⟨

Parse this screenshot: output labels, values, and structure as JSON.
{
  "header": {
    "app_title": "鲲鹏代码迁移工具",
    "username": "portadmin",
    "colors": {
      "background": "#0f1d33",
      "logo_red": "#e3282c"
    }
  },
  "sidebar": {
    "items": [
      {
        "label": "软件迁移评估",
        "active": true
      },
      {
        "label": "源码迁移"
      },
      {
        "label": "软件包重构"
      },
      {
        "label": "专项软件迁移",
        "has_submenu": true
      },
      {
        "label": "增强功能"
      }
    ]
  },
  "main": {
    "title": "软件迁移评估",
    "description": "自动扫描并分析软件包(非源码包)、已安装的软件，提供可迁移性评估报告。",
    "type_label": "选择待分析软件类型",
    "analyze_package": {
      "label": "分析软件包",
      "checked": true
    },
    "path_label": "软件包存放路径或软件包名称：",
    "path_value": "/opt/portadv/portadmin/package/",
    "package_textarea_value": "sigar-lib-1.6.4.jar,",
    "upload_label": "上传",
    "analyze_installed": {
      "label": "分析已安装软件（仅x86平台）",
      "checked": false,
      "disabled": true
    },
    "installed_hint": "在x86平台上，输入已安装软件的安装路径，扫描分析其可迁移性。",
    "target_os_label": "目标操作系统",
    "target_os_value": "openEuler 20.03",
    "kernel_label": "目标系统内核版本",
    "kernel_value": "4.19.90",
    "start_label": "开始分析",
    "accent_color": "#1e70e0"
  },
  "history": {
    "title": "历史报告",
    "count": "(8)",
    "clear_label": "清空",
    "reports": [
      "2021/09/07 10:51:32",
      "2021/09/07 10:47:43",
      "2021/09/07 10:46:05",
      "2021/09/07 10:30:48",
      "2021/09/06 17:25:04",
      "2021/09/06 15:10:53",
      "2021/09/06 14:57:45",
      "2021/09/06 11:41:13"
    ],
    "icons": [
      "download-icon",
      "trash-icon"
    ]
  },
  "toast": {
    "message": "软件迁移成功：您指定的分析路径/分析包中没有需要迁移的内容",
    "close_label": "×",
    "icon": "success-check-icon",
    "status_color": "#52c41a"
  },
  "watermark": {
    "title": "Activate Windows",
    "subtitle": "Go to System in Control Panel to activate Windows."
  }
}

⟩

• _EXERCISE DESCRIPTION_: Set down every record above exactly as given.

• _RESULT FOR THIS EXERCISE_:
Parse this screenshot: output labels, values, and structure as JSON.
{
  "header": {
    "app_title": "鲲鹏代码迁移工具",
    "username": "portadmin",
    "colors": {
      "background": "#0f1d33",
      "logo_red": "#e3282c"
    }
  },
  "sidebar": {
    "items": [
      {
        "label": "软件迁移评估",
        "active": true
      },
      {
        "label": "源码迁移"
      },
      {
        "label": "软件包重构"
      },
      {
        "label": "专项软件迁移",
        "has_submenu": true
      },
      {
        "label": "增强功能"
      }
    ]
  },
  "main": {
    "title": "软件迁移评估",
    "description": "自动扫描并分析软件包(非源码包)、已安装的软件，提供可迁移性评估报告。",
    "type_label": "选择待分析软件类型",
    "analyze_package": {
      "label": "分析软件包",
      "checked": true
    },
    "path_label": "软件包存放路径或软件包名称：",
    "path_value": "/opt/portadv/portadmin/package/",
    "package_textarea_value": "sigar-lib-1.6.4.jar,",
    "upload_label": "上传",
    "analyze_installed": {
      "label": "分析已安装软件（仅x86平台）",
      "checked": false,
      "disabled": true
    },
    "installed_hint": "在x86平台上，输入已安装软件的安装路径，扫描分析其可迁移性。",
    "target_os_label": "目标操作系统",
    "target_os_value": "openEuler 20.03",
    "kernel_label": "目标系统内核版本",
    "kernel_value": "4.19.90",
    "start_label": "开始分析",
    "accent_color": "#1e70e0"
  },
  "history": {
    "title": "历史报告",
    "count": "(8)",
    "clear_label": "清空",
    "reports": [
      "2021/09/07 10:51:32",
      "2021/09/07 10:47:43",
      "2021/09/07 10:46:05",
      "2021/09/07 10:30:48",
      "2021/09/06 17:25:04",
      "2021/09/06 15:10:53",
      "2021/09/06 14:57:45",
      "2021/09/06 11:41:13"
    ],
    "icons": [
      "download-icon",
      "trash-icon"
    ]
  },
  "toast": {
    "message": "软件迁移成功：您指定的分析路径/分析包中没有需要迁移的内容",
    "close_label": "×",
    "icon": "success-check-icon",
    "status_color": "#52c41a"
  },
  "watermark": {
    "title": "Activate Windows",
    "subtitle": "Go to System in Control Panel to activate Windows."
  }
}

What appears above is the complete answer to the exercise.